┌─ SUPPLIED DATA

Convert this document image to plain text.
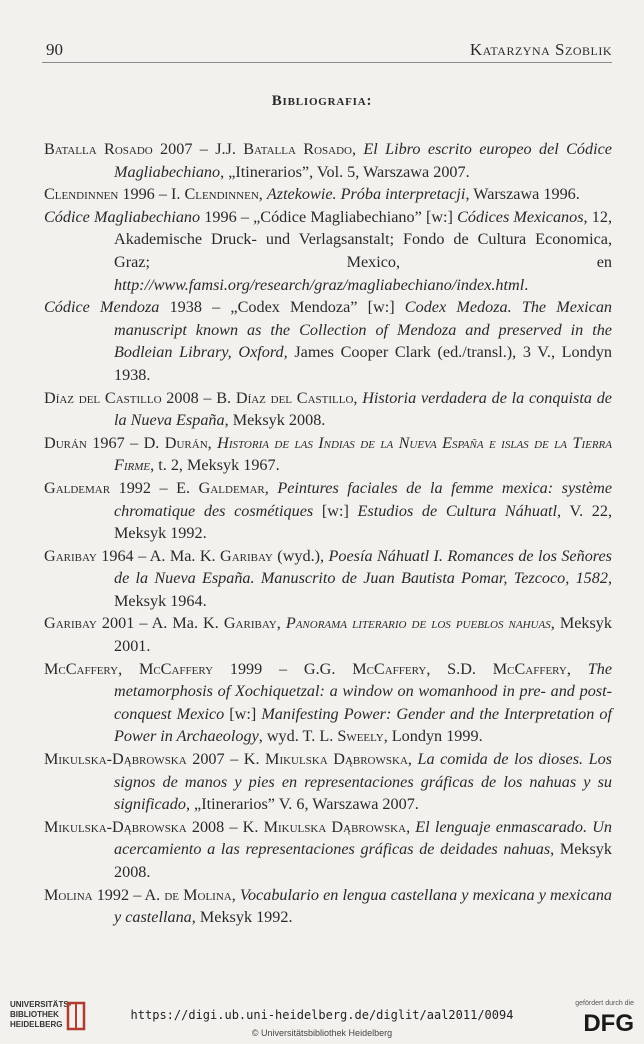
90	Katarzyna Szoblik
Bibliografia:

Batalla Rosado 2007 – J.J. Batalla Rosado, El Libro escrito europeo del Códice Magliabechiano, „Itinerarios”, Vol. 5, Warszawa 2007.

Clendinnen 1996 – I. Clendinnen, Aztekowie. Próba interpretacji, Warszawa 1996.

Códice Magliabechiano 1996 – „Códice Magliabechiano” [w:] Códices Mexicanos, 12, Akademische Druck- und Verlagsanstalt; Fondo de Cultura Economica, Graz; Mexico, en http://www.famsi.org/research/graz/magliabechiano/index.html.

Códice Mendoza 1938 – „Codex Mendoza” [w:] Codex Medoza. The Mexican manuscript known as the Collection of Mendoza and preserved in the Bodleian Library, Oxford, James Cooper Clark (ed./transl.), 3 V., Londyn 1938.

Díaz del Castillo 2008 – B. Díaz del Castillo, Historia verdadera de la conquista de la Nueva España, Meksyk 2008.

Durán 1967 – D. Durán, Historia de las Indias de la Nueva España e islas de la Tierra Firme, t. 2, Meksyk 1967.

Galdemar 1992 – E. Galdemar, Peintures faciales de la femme mexica: système chromatique des cosmétiques [w:] Estudios de Cultura Náhuatl, V. 22, Meksyk 1992.

Garibay 1964 – A. Ma. K. Garibay (wyd.), Poesía Náhuatl I. Romances de los Señores de la Nueva España. Manuscrito de Juan Bautista Pomar, Tezcoco, 1582, Meksyk 1964.

Garibay 2001 – A. Ma. K. Garibay, Panorama literario de los pueblos nahuas, Meksyk 2001.

McCaffery, McCaffery 1999 – G.G. McCaffery, S.D. McCaffery, The metamorphosis of Xochiquetzal: a window on womanhood in pre- and post-conquest Mexico [w:] Manifesting Power: Gender and the Interpretation of Power in Archaeology, wyd. T. L. Sweely, Londyn 1999.

Mikulska-Dąbrowska 2007 – K. Mikulska Dąbrowska, La comida de los dioses. Los signos de manos y pies en representaciones gráficas de los nahuas y su significado, „Itinerarios” V. 6, Warszawa 2007.

Mikulska-Dąbrowska 2008 – K. Mikulska Dąbrowska, El lenguaje enmascarado. Un acercamiento a las representaciones gráficas de deidades nahuas, Meksyk 2008.

Molina 1992 – A. de Molina, Vocabulario en lengua castellana y mexicana y mexicana y castellana, Meksyk 1992.

UNIVERSITÄTS-BIBLIOTHEK HEIDELBERG
https://digi.ub.uni-heidelberg.de/diglit/aal2011/0094
© Universitätsbibliothek Heidelberg
gefördert durch die
DFG
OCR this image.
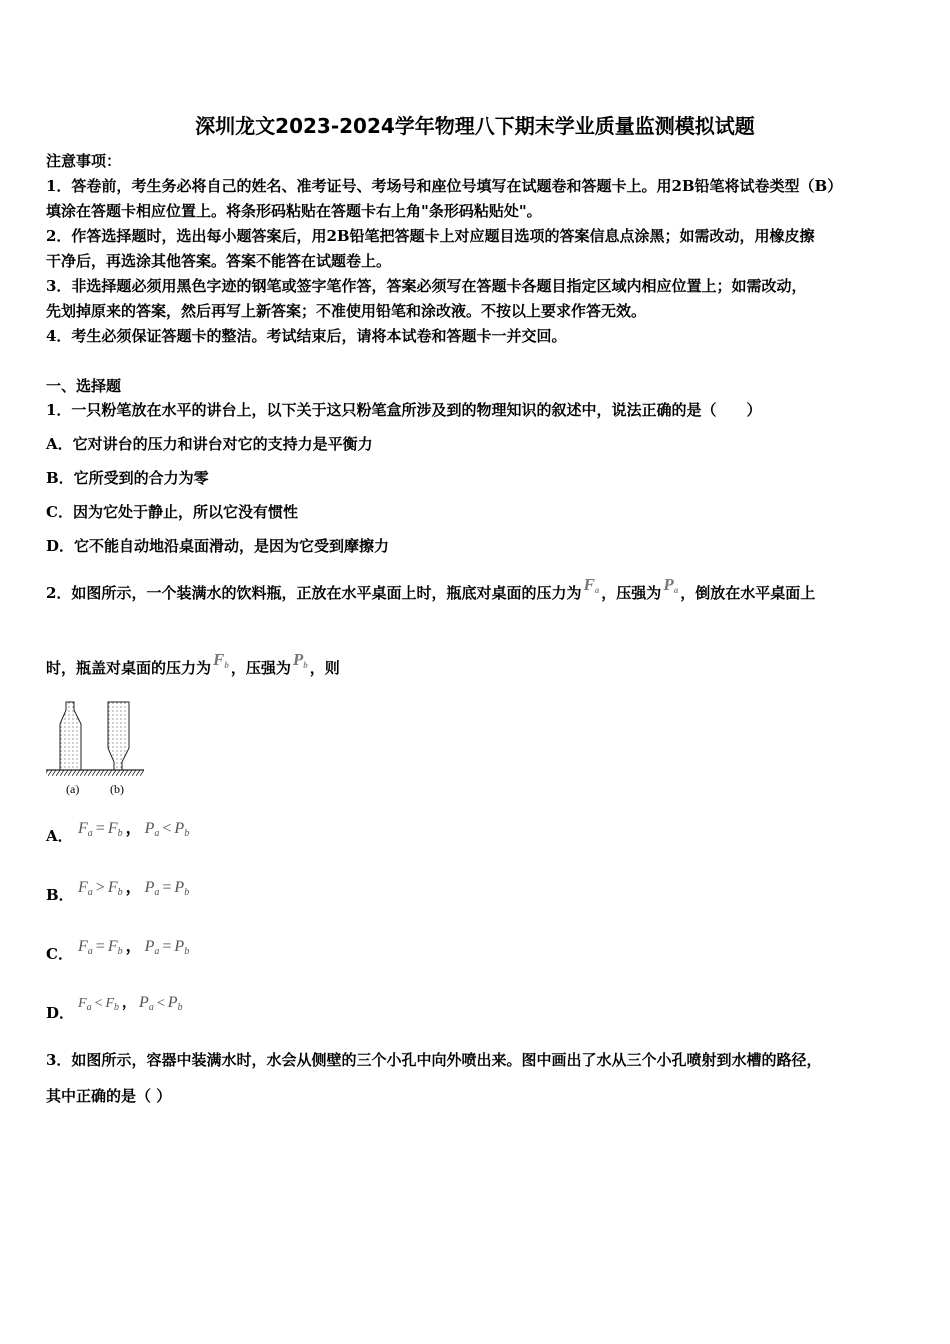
深圳龙文2023-2024学年物理八下期末学业质量监测模拟试题
注意事项：
1．答卷前，考生务必将自己的姓名、准考证号、考场号和座位号填写在试题卷和答题卡上。用2B铅笔将试卷类型（B）
填涂在答题卡相应位置上。将条形码粘贴在答题卡右上角"条形码粘贴处"。
2．作答选择题时，选出每小题答案后，用2B铅笔把答题卡上对应题目选项的答案信息点涂黑；如需改动，用橡皮擦
干净后，再选涂其他答案。答案不能答在试题卷上。
3．非选择题必须用黑色字迹的钢笔或签字笔作答，答案必须写在答题卡各题目指定区域内相应位置上；如需改动，
先划掉原来的答案，然后再写上新答案；不准使用铅笔和涂改液。不按以上要求作答无效。
4．考生必须保证答题卡的整洁。考试结束后，请将本试卷和答题卡一并交回。
一、选择题
1．一只粉笔放在水平的讲台上，以下关于这只粉笔盒所涉及到的物理知识的叙述中，说法正确的是（　　）
A．它对讲台的压力和讲台对它的支持力是平衡力
B．它所受到的合力为零
C．因为它处于静止，所以它没有惯性
D．它不能自动地沿桌面滑动，是因为它受到摩擦力
2．如图所示，一个装满水的饮料瓶，正放在水平桌面上时，瓶底对桌面的压力为 $F_a$ ，压强为 $P_a$ ，倒放在水平桌面上
时，瓶盖对桌面的压力为 $F_b$ ，压强为 $P_b$ ，则
(a)	(b)
A． $F_a = F_b$ ， $P_a < P_b$
B． $F_a > F_b$ ， $P_a = P_b$
C． $F_a = F_b$ ， $P_a = P_b$
D．
$F_a < F_b$ ， $P_a < P_b$
3．如图所示，容器中装满水时，水会从侧壁的三个小孔中向外喷出来。图中画出了水从三个小孔喷射到水槽的路径，
其中正确的是（ ）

└─

GIVEN REQUEST — Print the listing above in full, exactly as written. Omit any pictures.

RESPONSE FOR THIS EXERCISE —
Convert this document image to plain text.
90	Katarzyna Szoblik
Bibliografia:

Batalla Rosado 2007 – J.J. Batalla Rosado, El Libro escrito europeo del Códice Magliabechiano, „Itinerarios”, Vol. 5, Warszawa 2007.

Clendinnen 1996 – I. Clendinnen, Aztekowie. Próba interpretacji, Warszawa 1996.

Códice Magliabechiano 1996 – „Códice Magliabechiano” [w:] Códices Mexicanos, 12, Akademische Druck- und Verlagsanstalt; Fondo de Cultura Economica, Graz; Mexico, en http://www.famsi.org/research/graz/magliabechiano/index.html.

Códice Mendoza 1938 – „Codex Mendoza” [w:] Codex Medoza. The Mexican manuscript known as the Collection of Mendoza and preserved in the Bodleian Library, Oxford, James Cooper Clark (ed./transl.), 3 V., Londyn 1938.

Díaz del Castillo 2008 – B. Díaz del Castillo, Historia verdadera de la conquista de la Nueva España, Meksyk 2008.

Durán 1967 – D. Durán, Historia de las Indias de la Nueva España e islas de la Tierra Firme, t. 2, Meksyk 1967.

Galdemar 1992 – E. Galdemar, Peintures faciales de la femme mexica: système chromatique des cosmétiques [w:] Estudios de Cultura Náhuatl, V. 22, Meksyk 1992.

Garibay 1964 – A. Ma. K. Garibay (wyd.), Poesía Náhuatl I. Romances de los Señores de la Nueva España. Manuscrito de Juan Bautista Pomar, Tezcoco, 1582, Meksyk 1964.

Garibay 2001 – A. Ma. K. Garibay, Panorama literario de los pueblos nahuas, Meksyk 2001.

McCaffery, McCaffery 1999 – G.G. McCaffery, S.D. McCaffery, The metamorphosis of Xochiquetzal: a window on womanhood in pre- and post-conquest Mexico [w:] Manifesting Power: Gender and the Interpretation of Power in Archaeology, wyd. T. L. Sweely, Londyn 1999.

Mikulska-Dąbrowska 2007 – K. Mikulska Dąbrowska, La comida de los dioses. Los signos de manos y pies en representaciones gráficas de los nahuas y su significado, „Itinerarios” V. 6, Warszawa 2007.

Mikulska-Dąbrowska 2008 – K. Mikulska Dąbrowska, El lenguaje enmascarado. Un acercamiento a las representaciones gráficas de deidades nahuas, Meksyk 2008.

Molina 1992 – A. de Molina, Vocabulario en lengua castellana y mexicana y mexicana y castellana, Meksyk 1992.

UNIVERSITÄTS-BIBLIOTHEK HEIDELBERG
https://digi.ub.uni-heidelberg.de/diglit/aal2011/0094
© Universitätsbibliothek Heidelberg
gefördert durch die
DFG
OCR this image.
深圳龙文2023-2024学年物理八下期末学业质量监测模拟试题
注意事项：
1．答卷前，考生务必将自己的姓名、准考证号、考场号和座位号填写在试题卷和答题卡上。用2B铅笔将试卷类型（B）
填涂在答题卡相应位置上。将条形码粘贴在答题卡右上角"条形码粘贴处"。
2．作答选择题时，选出每小题答案后，用2B铅笔把答题卡上对应题目选项的答案信息点涂黑；如需改动，用橡皮擦
干净后，再选涂其他答案。答案不能答在试题卷上。
3．非选择题必须用黑色字迹的钢笔或签字笔作答，答案必须写在答题卡各题目指定区域内相应位置上；如需改动，
先划掉原来的答案，然后再写上新答案；不准使用铅笔和涂改液。不按以上要求作答无效。
4．考生必须保证答题卡的整洁。考试结束后，请将本试卷和答题卡一并交回。
一、选择题
1．一只粉笔放在水平的讲台上，以下关于这只粉笔盒所涉及到的物理知识的叙述中，说法正确的是（　　）
A．它对讲台的压力和讲台对它的支持力是平衡力
B．它所受到的合力为零
C．因为它处于静止，所以它没有惯性
D．它不能自动地沿桌面滑动，是因为它受到摩擦力
2．如图所示，一个装满水的饮料瓶，正放在水平桌面上时，瓶底对桌面的压力为 $F_a$ ，压强为 $P_a$ ，倒放在水平桌面上
时，瓶盖对桌面的压力为 $F_b$ ，压强为 $P_b$ ，则
(a)	(b)
A． $F_a = F_b$ ， $P_a < P_b$
B． $F_a > F_b$ ， $P_a = P_b$
C． $F_a = F_b$ ， $P_a = P_b$
D．
$F_a < F_b$ ， $P_a < P_b$
3．如图所示，容器中装满水时，水会从侧壁的三个小孔中向外喷出来。图中画出了水从三个小孔喷射到水槽的路径，
其中正确的是（ ）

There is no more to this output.